* [Figure record listings]
----------

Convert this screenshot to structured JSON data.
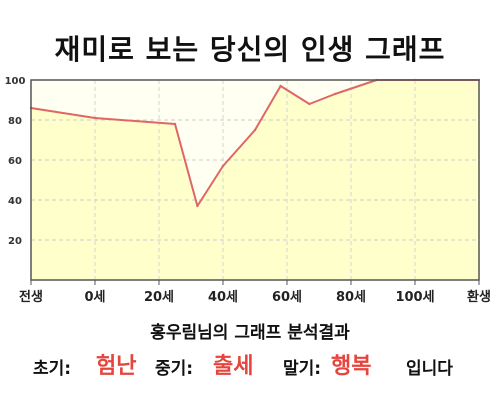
{
  "title": "재미로 보는 당신의 인생 그래프",
  "analysis": {
    "heading": "홍우림님의 그래프 분석결과",
    "early_label": "초기:",
    "early_value": "험난",
    "mid_label": "중기:",
    "mid_value": "출세",
    "late_label": "말기:",
    "late_value": "행복",
    "ending": "입니다"
  },
  "colors": {
    "line": "#e06666",
    "fill": "#ffffcc",
    "plot_bg": "#fffff2",
    "accent_text": "#e6453e"
  },
  "chart_data": {
    "type": "area",
    "title": "재미로 보는 당신의 인생 그래프",
    "x_tick_labels": [
      "전생",
      "0세",
      "20세",
      "40세",
      "60세",
      "80세",
      "100세",
      "환생"
    ],
    "y_tick_labels": [
      "20",
      "40",
      "60",
      "80",
      "100"
    ],
    "ylim": [
      0,
      100
    ],
    "grid": true,
    "series": [
      {
        "x": [
          -20,
          0,
          25,
          32,
          40,
          50,
          58,
          67,
          75,
          88,
          100,
          120
        ],
        "values": [
          86,
          81,
          78,
          37,
          57,
          75,
          97,
          88,
          93,
          100,
          100,
          100
        ]
      }
    ]
  }
}
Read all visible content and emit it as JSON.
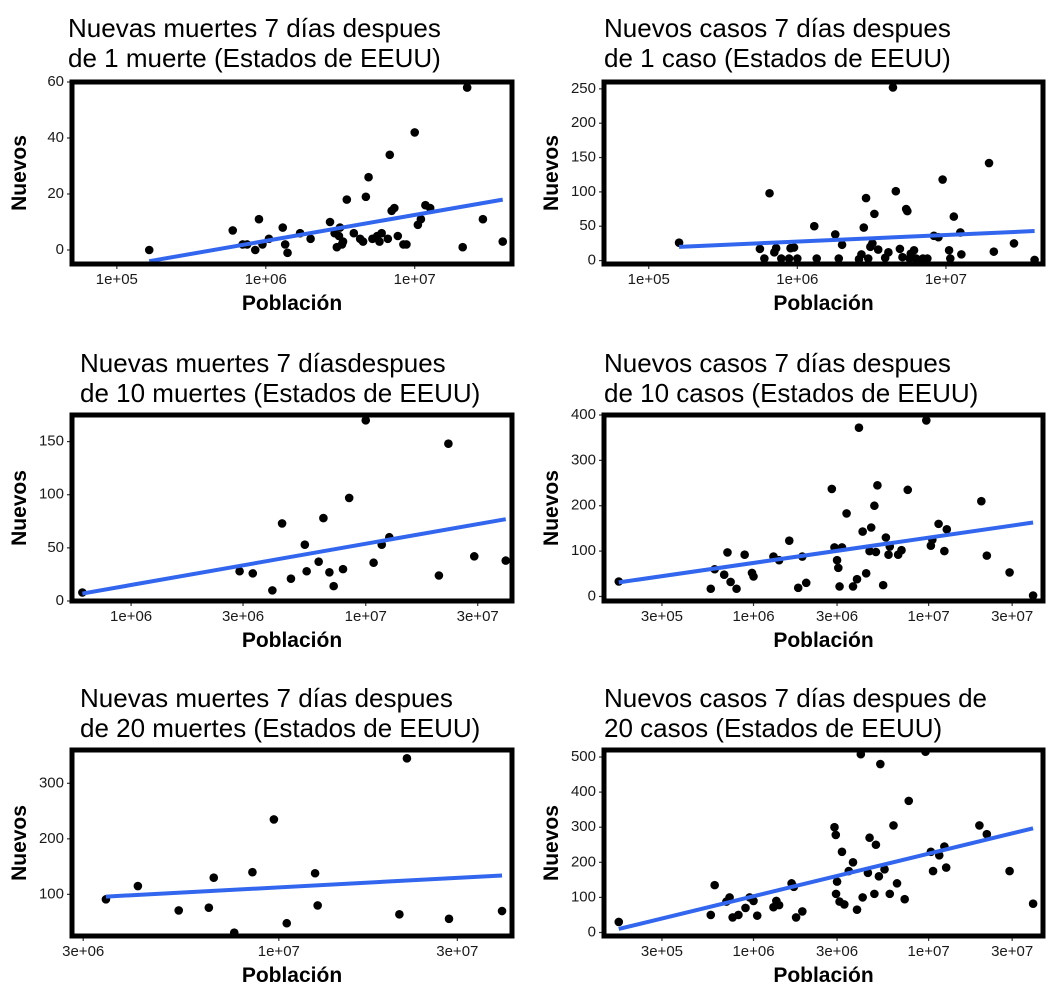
{
  "chart_data": [
    {
      "type": "scatter",
      "title": [
        "Nuevas muertes 7 días despues",
        "de 1 muerte (Estados de EEUU)"
      ],
      "xlabel": "Población",
      "ylabel": "Nuevos",
      "xscale": "log",
      "xlim": [
        50000,
        45000000
      ],
      "ylim": [
        -5,
        60
      ],
      "xticks": [
        {
          "value": 100000,
          "label": "1e+05"
        },
        {
          "value": 1000000,
          "label": "1e+06"
        },
        {
          "value": 10000000,
          "label": "1e+07"
        }
      ],
      "yticks": [
        {
          "value": 0,
          "label": "0"
        },
        {
          "value": 20,
          "label": "20"
        },
        {
          "value": 40,
          "label": "40"
        },
        {
          "value": 60,
          "label": "60"
        }
      ],
      "points": [
        [
          165000,
          0
        ],
        [
          600000,
          7
        ],
        [
          700000,
          2
        ],
        [
          750000,
          2
        ],
        [
          850000,
          0
        ],
        [
          900000,
          11
        ],
        [
          950000,
          2
        ],
        [
          1050000,
          4
        ],
        [
          1300000,
          8
        ],
        [
          1350000,
          2
        ],
        [
          1400000,
          -1
        ],
        [
          1700000,
          6
        ],
        [
          2000000,
          4
        ],
        [
          2700000,
          10
        ],
        [
          2900000,
          6
        ],
        [
          3000000,
          1
        ],
        [
          3100000,
          5
        ],
        [
          3150000,
          8
        ],
        [
          3250000,
          2
        ],
        [
          3300000,
          3
        ],
        [
          3500000,
          18
        ],
        [
          3900000,
          6
        ],
        [
          4300000,
          4
        ],
        [
          4500000,
          3
        ],
        [
          4700000,
          19
        ],
        [
          4900000,
          26
        ],
        [
          5200000,
          4
        ],
        [
          5600000,
          5
        ],
        [
          5800000,
          3
        ],
        [
          6000000,
          6
        ],
        [
          6600000,
          4
        ],
        [
          6800000,
          34
        ],
        [
          7000000,
          14
        ],
        [
          7300000,
          15
        ],
        [
          7700000,
          5
        ],
        [
          8400000,
          2
        ],
        [
          8800000,
          2
        ],
        [
          10000000,
          42
        ],
        [
          10500000,
          9
        ],
        [
          11000000,
          11
        ],
        [
          11800000,
          16
        ],
        [
          12700000,
          15
        ],
        [
          21000000,
          1
        ],
        [
          22500000,
          58
        ],
        [
          28700000,
          11
        ],
        [
          39000000,
          3
        ]
      ],
      "fit": [
        [
          165000,
          -4
        ],
        [
          39000000,
          18
        ]
      ],
      "line_color": "#3366ee"
    },
    {
      "type": "scatter",
      "title": [
        "Nuevos casos 7 días despues",
        "de 1 caso (Estados de EEUU)"
      ],
      "xlabel": "Población",
      "ylabel": "Nuevos",
      "xscale": "log",
      "xlim": [
        50000,
        45000000
      ],
      "ylim": [
        -5,
        260
      ],
      "xticks": [
        {
          "value": 100000,
          "label": "1e+05"
        },
        {
          "value": 1000000,
          "label": "1e+06"
        },
        {
          "value": 10000000,
          "label": "1e+07"
        }
      ],
      "yticks": [
        {
          "value": 0,
          "label": "0"
        },
        {
          "value": 50,
          "label": "50"
        },
        {
          "value": 100,
          "label": "100"
        },
        {
          "value": 150,
          "label": "150"
        },
        {
          "value": 200,
          "label": "200"
        },
        {
          "value": 250,
          "label": "250"
        }
      ],
      "points": [
        [
          160000,
          26
        ],
        [
          560000,
          17
        ],
        [
          600000,
          3
        ],
        [
          650000,
          98
        ],
        [
          700000,
          12
        ],
        [
          720000,
          18
        ],
        [
          780000,
          3
        ],
        [
          880000,
          3
        ],
        [
          900000,
          18
        ],
        [
          950000,
          19
        ],
        [
          1000000,
          3
        ],
        [
          1300000,
          50
        ],
        [
          1350000,
          3
        ],
        [
          1800000,
          38
        ],
        [
          1900000,
          3
        ],
        [
          2000000,
          23
        ],
        [
          2600000,
          2
        ],
        [
          2700000,
          9
        ],
        [
          2800000,
          48
        ],
        [
          2900000,
          91
        ],
        [
          3000000,
          3
        ],
        [
          3100000,
          20
        ],
        [
          3200000,
          25
        ],
        [
          3300000,
          68
        ],
        [
          3500000,
          16
        ],
        [
          3900000,
          4
        ],
        [
          4100000,
          12
        ],
        [
          4400000,
          252
        ],
        [
          4600000,
          101
        ],
        [
          4900000,
          17
        ],
        [
          5100000,
          5
        ],
        [
          5400000,
          75
        ],
        [
          5500000,
          72
        ],
        [
          5700000,
          3
        ],
        [
          5800000,
          10
        ],
        [
          6100000,
          15
        ],
        [
          6300000,
          3
        ],
        [
          6500000,
          1
        ],
        [
          6700000,
          0
        ],
        [
          7000000,
          3
        ],
        [
          7500000,
          3
        ],
        [
          8300000,
          36
        ],
        [
          8900000,
          34
        ],
        [
          9500000,
          118
        ],
        [
          10500000,
          15
        ],
        [
          10700000,
          3
        ],
        [
          11300000,
          64
        ],
        [
          12500000,
          41
        ],
        [
          12700000,
          9
        ],
        [
          19500000,
          142
        ],
        [
          21000000,
          13
        ],
        [
          28700000,
          25
        ],
        [
          39500000,
          1
        ]
      ],
      "fit": [
        [
          160000,
          20
        ],
        [
          39500000,
          43
        ]
      ],
      "line_color": "#3366ee"
    },
    {
      "type": "scatter",
      "title": [
        "Nuevas muertes 7 díasdespues",
        "de 10 muertes (Estados de EEUU)"
      ],
      "xlabel": "Población",
      "ylabel": "Nuevos",
      "xscale": "log",
      "xlim": [
        560000,
        42000000
      ],
      "ylim": [
        0,
        175
      ],
      "xticks": [
        {
          "value": 1000000,
          "label": "1e+06"
        },
        {
          "value": 3000000,
          "label": "3e+06"
        },
        {
          "value": 10000000,
          "label": "1e+07"
        },
        {
          "value": 30000000,
          "label": "3e+07"
        }
      ],
      "yticks": [
        {
          "value": 0,
          "label": "0"
        },
        {
          "value": 50,
          "label": "50"
        },
        {
          "value": 100,
          "label": "100"
        },
        {
          "value": 150,
          "label": "150"
        }
      ],
      "points": [
        [
          620000,
          8
        ],
        [
          2900000,
          28
        ],
        [
          3300000,
          26
        ],
        [
          4000000,
          10
        ],
        [
          4400000,
          73
        ],
        [
          4800000,
          21
        ],
        [
          5600000,
          28
        ],
        [
          5500000,
          53
        ],
        [
          6300000,
          37
        ],
        [
          6600000,
          78
        ],
        [
          7000000,
          27
        ],
        [
          7300000,
          14
        ],
        [
          8000000,
          30
        ],
        [
          8500000,
          97
        ],
        [
          10000000,
          170
        ],
        [
          10800000,
          36
        ],
        [
          11700000,
          53
        ],
        [
          12600000,
          60
        ],
        [
          20500000,
          24
        ],
        [
          22500000,
          148
        ],
        [
          29000000,
          42
        ],
        [
          39500000,
          38
        ]
      ],
      "fit": [
        [
          620000,
          7
        ],
        [
          39500000,
          77
        ]
      ],
      "line_color": "#3366ee"
    },
    {
      "type": "scatter",
      "title": [
        "Nuevos casos 7 días despues",
        "de 10 casos (Estados de EEUU)"
      ],
      "xlabel": "Población",
      "ylabel": "Nuevos",
      "xscale": "log",
      "xlim": [
        140000,
        45000000
      ],
      "ylim": [
        -10,
        400
      ],
      "xticks": [
        {
          "value": 300000,
          "label": "3e+05"
        },
        {
          "value": 1000000,
          "label": "1e+06"
        },
        {
          "value": 3000000,
          "label": "3e+06"
        },
        {
          "value": 10000000,
          "label": "1e+07"
        },
        {
          "value": 30000000,
          "label": "3e+07"
        }
      ],
      "yticks": [
        {
          "value": 0,
          "label": "0"
        },
        {
          "value": 100,
          "label": "100"
        },
        {
          "value": 200,
          "label": "200"
        },
        {
          "value": 300,
          "label": "300"
        },
        {
          "value": 400,
          "label": "400"
        }
      ],
      "points": [
        [
          170000,
          33
        ],
        [
          570000,
          17
        ],
        [
          600000,
          60
        ],
        [
          680000,
          48
        ],
        [
          710000,
          97
        ],
        [
          740000,
          32
        ],
        [
          800000,
          17
        ],
        [
          890000,
          92
        ],
        [
          980000,
          52
        ],
        [
          1000000,
          44
        ],
        [
          1300000,
          88
        ],
        [
          1400000,
          80
        ],
        [
          1600000,
          123
        ],
        [
          1800000,
          19
        ],
        [
          1900000,
          88
        ],
        [
          2000000,
          30
        ],
        [
          2800000,
          237
        ],
        [
          2900000,
          108
        ],
        [
          3000000,
          80
        ],
        [
          3050000,
          63
        ],
        [
          3100000,
          22
        ],
        [
          3200000,
          108
        ],
        [
          3400000,
          183
        ],
        [
          3700000,
          22
        ],
        [
          3900000,
          38
        ],
        [
          4000000,
          372
        ],
        [
          4200000,
          143
        ],
        [
          4400000,
          51
        ],
        [
          4600000,
          100
        ],
        [
          4700000,
          152
        ],
        [
          4900000,
          200
        ],
        [
          5000000,
          98
        ],
        [
          5100000,
          245
        ],
        [
          5500000,
          25
        ],
        [
          5700000,
          130
        ],
        [
          5900000,
          92
        ],
        [
          6000000,
          110
        ],
        [
          6700000,
          92
        ],
        [
          7000000,
          102
        ],
        [
          7600000,
          235
        ],
        [
          9700000,
          388
        ],
        [
          10300000,
          112
        ],
        [
          10500000,
          125
        ],
        [
          11400000,
          160
        ],
        [
          12300000,
          100
        ],
        [
          12700000,
          148
        ],
        [
          20000000,
          210
        ],
        [
          21500000,
          90
        ],
        [
          29000000,
          53
        ],
        [
          39500000,
          2
        ]
      ],
      "fit": [
        [
          170000,
          31
        ],
        [
          39500000,
          163
        ]
      ],
      "line_color": "#3366ee"
    },
    {
      "type": "scatter",
      "title": [
        "Nuevas muertes 7 días despues",
        "de 20 muertes (Estados de EEUU)"
      ],
      "xlabel": "Población",
      "ylabel": "Nuevos",
      "xscale": "log",
      "xlim": [
        2800000,
        42000000
      ],
      "ylim": [
        25,
        360
      ],
      "xticks": [
        {
          "value": 3000000,
          "label": "3e+06"
        },
        {
          "value": 10000000,
          "label": "1e+07"
        },
        {
          "value": 30000000,
          "label": "3e+07"
        }
      ],
      "yticks": [
        {
          "value": 100,
          "label": "100"
        },
        {
          "value": 200,
          "label": "200"
        },
        {
          "value": 300,
          "label": "300"
        }
      ],
      "points": [
        [
          3450000,
          91
        ],
        [
          4200000,
          115
        ],
        [
          5400000,
          71
        ],
        [
          6500000,
          76
        ],
        [
          6700000,
          130
        ],
        [
          7600000,
          31
        ],
        [
          8500000,
          140
        ],
        [
          9700000,
          235
        ],
        [
          10500000,
          48
        ],
        [
          12500000,
          138
        ],
        [
          12700000,
          80
        ],
        [
          21000000,
          64
        ],
        [
          22000000,
          345
        ],
        [
          28500000,
          56
        ],
        [
          39500000,
          70
        ]
      ],
      "fit": [
        [
          3450000,
          96
        ],
        [
          39500000,
          134
        ]
      ],
      "line_color": "#3366ee"
    },
    {
      "type": "scatter",
      "title": [
        "Nuevos casos 7 días despues de",
        "20 casos (Estados de EEUU)"
      ],
      "xlabel": "Población",
      "ylabel": "Nuevos",
      "xscale": "log",
      "xlim": [
        140000,
        45000000
      ],
      "ylim": [
        -10,
        520
      ],
      "xticks": [
        {
          "value": 300000,
          "label": "3e+05"
        },
        {
          "value": 1000000,
          "label": "1e+06"
        },
        {
          "value": 3000000,
          "label": "3e+06"
        },
        {
          "value": 10000000,
          "label": "1e+07"
        },
        {
          "value": 30000000,
          "label": "3e+07"
        }
      ],
      "yticks": [
        {
          "value": 0,
          "label": "0"
        },
        {
          "value": 100,
          "label": "100"
        },
        {
          "value": 200,
          "label": "200"
        },
        {
          "value": 300,
          "label": "300"
        },
        {
          "value": 400,
          "label": "400"
        },
        {
          "value": 500,
          "label": "500"
        }
      ],
      "points": [
        [
          170000,
          30
        ],
        [
          570000,
          50
        ],
        [
          600000,
          135
        ],
        [
          700000,
          88
        ],
        [
          730000,
          100
        ],
        [
          760000,
          43
        ],
        [
          820000,
          50
        ],
        [
          900000,
          70
        ],
        [
          950000,
          100
        ],
        [
          1000000,
          90
        ],
        [
          1050000,
          48
        ],
        [
          1300000,
          72
        ],
        [
          1350000,
          90
        ],
        [
          1400000,
          78
        ],
        [
          1650000,
          140
        ],
        [
          1700000,
          130
        ],
        [
          1750000,
          43
        ],
        [
          1900000,
          60
        ],
        [
          2900000,
          300
        ],
        [
          2950000,
          278
        ],
        [
          2960000,
          110
        ],
        [
          3000000,
          145
        ],
        [
          3100000,
          88
        ],
        [
          3200000,
          230
        ],
        [
          3300000,
          80
        ],
        [
          3500000,
          175
        ],
        [
          3700000,
          200
        ],
        [
          3900000,
          65
        ],
        [
          4100000,
          508
        ],
        [
          4200000,
          100
        ],
        [
          4500000,
          170
        ],
        [
          4600000,
          270
        ],
        [
          4900000,
          110
        ],
        [
          5000000,
          250
        ],
        [
          5200000,
          160
        ],
        [
          5300000,
          480
        ],
        [
          5600000,
          180
        ],
        [
          6000000,
          110
        ],
        [
          6300000,
          305
        ],
        [
          6600000,
          140
        ],
        [
          7300000,
          95
        ],
        [
          7700000,
          375
        ],
        [
          9600000,
          515
        ],
        [
          10300000,
          230
        ],
        [
          10600000,
          175
        ],
        [
          11500000,
          220
        ],
        [
          12300000,
          245
        ],
        [
          12600000,
          185
        ],
        [
          19500000,
          305
        ],
        [
          21500000,
          280
        ],
        [
          29000000,
          175
        ],
        [
          39500000,
          82
        ]
      ],
      "fit": [
        [
          170000,
          10
        ],
        [
          39500000,
          297
        ]
      ],
      "line_color": "#3366ee"
    }
  ]
}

----------

* [Instructions for the task] Locate the string "muertes" in the listing above and copy every line where it occurs.

* [Solved exercise]
        "Nuevas muertes 7 días despues",
        "Nuevas muertes 7 díasdespues",
        "de 10 muertes (Estados de EEUU)"
        "Nuevas muertes 7 días despues",
        "de 20 muertes (Estados de EEUU)"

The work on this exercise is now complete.